Excerpted text:
-*-

This morning, Southeast Pennsylvania Transportation Authority's regional rail system went on strike shutting down 13 train lines that carry commuters to the suburbs and Philadelphia International Airport. The strike began at 12:01 a.m. after negotiations between SEPTA and two unions failed to reach a new contract deal. Subways, trolleys and buses operated by SEPTA will continue to run. The Brotherhood of Locomotive Engineers and Trainmen (BLET) and the International Brotherhood of Electrical Workers (IBEW) walked out when talks broke down after negotiations between the Southeast Pennsylvania Transportation Authority and two unions failed to reach a new contract deal.
Stephen Bruno, vice president of the Brotherhood of Locomotive Engineers and Trainmen, stated that "Asking for extension in time, without any movement toward closure is really pointless. It would be an extension for the sake of extension.” He said they are seeking raises of at least 14.5 percent over five years — or about 3 percentage points more than SEPTA has offered. "Asking for extension in time, without any movement toward closure is really pointless. It would be an extension for the sake of extension."

-*-

Data records:
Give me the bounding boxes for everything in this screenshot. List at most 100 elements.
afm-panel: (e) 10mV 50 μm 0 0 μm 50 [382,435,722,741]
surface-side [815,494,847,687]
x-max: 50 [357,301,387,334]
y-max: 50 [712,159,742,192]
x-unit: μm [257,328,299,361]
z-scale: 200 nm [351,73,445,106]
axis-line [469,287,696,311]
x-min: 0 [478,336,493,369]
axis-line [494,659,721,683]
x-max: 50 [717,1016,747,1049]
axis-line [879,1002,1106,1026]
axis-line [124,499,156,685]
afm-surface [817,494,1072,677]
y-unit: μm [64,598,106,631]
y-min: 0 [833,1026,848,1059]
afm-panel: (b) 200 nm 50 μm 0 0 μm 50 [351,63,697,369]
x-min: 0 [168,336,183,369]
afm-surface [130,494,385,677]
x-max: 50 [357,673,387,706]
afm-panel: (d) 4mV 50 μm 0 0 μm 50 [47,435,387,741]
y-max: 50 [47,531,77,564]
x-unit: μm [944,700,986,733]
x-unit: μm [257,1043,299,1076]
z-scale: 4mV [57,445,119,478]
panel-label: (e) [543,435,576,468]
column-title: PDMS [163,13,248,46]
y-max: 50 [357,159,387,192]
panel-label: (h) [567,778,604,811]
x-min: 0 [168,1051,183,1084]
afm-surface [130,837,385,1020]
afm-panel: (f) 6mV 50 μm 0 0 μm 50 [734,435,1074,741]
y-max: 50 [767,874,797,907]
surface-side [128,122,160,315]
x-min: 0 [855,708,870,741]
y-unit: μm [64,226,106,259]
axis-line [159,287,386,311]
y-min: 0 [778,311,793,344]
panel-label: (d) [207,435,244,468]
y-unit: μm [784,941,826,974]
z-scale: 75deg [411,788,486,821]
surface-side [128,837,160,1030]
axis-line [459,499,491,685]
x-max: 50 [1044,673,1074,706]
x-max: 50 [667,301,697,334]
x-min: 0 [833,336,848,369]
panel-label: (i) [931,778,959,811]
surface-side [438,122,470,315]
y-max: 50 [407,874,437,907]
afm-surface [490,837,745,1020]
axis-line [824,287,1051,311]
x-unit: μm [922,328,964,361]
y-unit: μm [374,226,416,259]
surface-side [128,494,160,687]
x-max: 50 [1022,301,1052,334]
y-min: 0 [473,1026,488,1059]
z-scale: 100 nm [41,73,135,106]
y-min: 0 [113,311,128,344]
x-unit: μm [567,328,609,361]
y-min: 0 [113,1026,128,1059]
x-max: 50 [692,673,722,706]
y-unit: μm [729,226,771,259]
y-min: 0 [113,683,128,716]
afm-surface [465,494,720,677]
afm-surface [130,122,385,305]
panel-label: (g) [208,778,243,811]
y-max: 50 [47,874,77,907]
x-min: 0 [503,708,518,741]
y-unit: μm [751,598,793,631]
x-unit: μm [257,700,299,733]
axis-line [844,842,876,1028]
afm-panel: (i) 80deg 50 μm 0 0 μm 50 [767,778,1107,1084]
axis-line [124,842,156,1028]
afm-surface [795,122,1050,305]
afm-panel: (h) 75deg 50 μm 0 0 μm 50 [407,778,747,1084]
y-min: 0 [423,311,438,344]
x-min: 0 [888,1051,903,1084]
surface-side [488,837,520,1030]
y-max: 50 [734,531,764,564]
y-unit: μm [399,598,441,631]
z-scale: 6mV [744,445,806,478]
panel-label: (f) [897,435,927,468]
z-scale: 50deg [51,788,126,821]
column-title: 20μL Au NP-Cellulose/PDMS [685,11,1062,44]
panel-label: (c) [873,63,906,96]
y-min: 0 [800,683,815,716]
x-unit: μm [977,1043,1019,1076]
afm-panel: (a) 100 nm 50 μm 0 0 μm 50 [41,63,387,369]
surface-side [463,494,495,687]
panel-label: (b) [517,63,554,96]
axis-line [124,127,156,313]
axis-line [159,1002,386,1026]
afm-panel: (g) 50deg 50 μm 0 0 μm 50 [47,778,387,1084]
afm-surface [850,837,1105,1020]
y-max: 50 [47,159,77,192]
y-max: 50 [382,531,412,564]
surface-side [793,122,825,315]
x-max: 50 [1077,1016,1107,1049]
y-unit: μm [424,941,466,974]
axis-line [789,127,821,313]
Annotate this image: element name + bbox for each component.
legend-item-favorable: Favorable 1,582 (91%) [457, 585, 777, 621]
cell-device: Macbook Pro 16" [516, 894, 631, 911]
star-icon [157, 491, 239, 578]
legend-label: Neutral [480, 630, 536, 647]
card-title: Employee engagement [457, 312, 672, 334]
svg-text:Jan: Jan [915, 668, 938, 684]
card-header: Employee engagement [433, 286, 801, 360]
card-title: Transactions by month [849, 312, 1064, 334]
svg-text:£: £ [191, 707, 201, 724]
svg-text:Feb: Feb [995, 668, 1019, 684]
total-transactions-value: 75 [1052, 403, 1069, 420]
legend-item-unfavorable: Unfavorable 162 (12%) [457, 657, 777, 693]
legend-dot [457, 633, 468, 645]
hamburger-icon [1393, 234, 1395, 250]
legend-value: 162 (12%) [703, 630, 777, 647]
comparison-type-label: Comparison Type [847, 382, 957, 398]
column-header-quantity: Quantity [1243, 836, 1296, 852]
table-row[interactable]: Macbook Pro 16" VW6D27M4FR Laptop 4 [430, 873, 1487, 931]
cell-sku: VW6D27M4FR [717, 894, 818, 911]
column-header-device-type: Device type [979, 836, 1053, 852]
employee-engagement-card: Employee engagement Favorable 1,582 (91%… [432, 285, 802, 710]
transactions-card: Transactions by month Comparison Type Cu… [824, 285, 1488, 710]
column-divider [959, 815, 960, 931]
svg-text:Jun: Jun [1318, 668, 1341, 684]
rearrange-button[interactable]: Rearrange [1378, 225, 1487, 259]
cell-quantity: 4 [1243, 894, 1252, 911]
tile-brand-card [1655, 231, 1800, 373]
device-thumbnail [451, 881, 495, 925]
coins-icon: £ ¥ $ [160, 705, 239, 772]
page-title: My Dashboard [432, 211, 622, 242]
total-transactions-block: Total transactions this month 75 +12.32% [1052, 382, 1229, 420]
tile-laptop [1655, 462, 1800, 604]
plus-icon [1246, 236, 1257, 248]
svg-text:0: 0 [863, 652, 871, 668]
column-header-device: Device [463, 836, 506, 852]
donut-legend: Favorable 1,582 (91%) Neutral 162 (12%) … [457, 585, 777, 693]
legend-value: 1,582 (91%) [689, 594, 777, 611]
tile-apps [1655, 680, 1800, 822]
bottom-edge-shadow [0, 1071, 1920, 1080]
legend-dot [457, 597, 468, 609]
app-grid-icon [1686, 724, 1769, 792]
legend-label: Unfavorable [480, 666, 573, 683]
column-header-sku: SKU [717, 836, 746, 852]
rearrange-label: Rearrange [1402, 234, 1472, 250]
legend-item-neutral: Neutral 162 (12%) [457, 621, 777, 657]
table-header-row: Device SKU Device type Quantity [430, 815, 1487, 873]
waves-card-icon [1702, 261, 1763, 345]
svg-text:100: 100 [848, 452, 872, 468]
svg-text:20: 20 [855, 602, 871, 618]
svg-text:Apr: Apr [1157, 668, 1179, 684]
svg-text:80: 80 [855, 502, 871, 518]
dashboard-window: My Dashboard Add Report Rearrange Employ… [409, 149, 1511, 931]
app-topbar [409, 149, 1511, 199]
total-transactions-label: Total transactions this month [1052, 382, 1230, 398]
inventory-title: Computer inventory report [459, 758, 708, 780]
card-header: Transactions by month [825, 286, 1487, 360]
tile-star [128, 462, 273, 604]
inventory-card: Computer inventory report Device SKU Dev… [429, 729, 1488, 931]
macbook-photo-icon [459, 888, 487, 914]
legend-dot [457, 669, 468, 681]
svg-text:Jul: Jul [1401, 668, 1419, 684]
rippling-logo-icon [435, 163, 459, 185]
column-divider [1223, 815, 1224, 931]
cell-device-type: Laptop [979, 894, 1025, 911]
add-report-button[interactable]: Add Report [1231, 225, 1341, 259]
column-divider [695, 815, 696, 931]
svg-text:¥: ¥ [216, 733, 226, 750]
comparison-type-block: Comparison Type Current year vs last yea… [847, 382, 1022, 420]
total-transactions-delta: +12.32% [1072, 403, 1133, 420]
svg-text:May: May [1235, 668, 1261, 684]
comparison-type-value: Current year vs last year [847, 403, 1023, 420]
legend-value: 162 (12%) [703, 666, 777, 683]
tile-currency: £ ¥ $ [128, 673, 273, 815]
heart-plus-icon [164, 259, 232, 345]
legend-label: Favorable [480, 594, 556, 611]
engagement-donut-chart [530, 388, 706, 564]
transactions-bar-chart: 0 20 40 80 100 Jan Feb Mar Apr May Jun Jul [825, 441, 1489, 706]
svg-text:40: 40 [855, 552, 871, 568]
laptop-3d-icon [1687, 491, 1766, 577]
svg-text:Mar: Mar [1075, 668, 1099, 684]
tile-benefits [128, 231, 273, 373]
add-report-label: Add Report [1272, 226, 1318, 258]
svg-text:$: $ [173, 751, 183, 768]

-*-

Instructions to follow:
Using the SEPTA strike article, decide whether each statement agrees with it. Give yes or no for each, along with the deciding words from the article quoted verbatim.
1. The strike began at 12:01 a.m.
2. SEPTA buses stopped running during the strike.
3. The unions are seeking raises of at least 14.5 percent over three years.

Problem solution:
1. Yes: "The strike began at 12:01 a.m."
2. No: "Subways, trolleys and buses operated by SEPTA will continue to run."
3. No: "seeking raises of at least 14.5 percent over five years"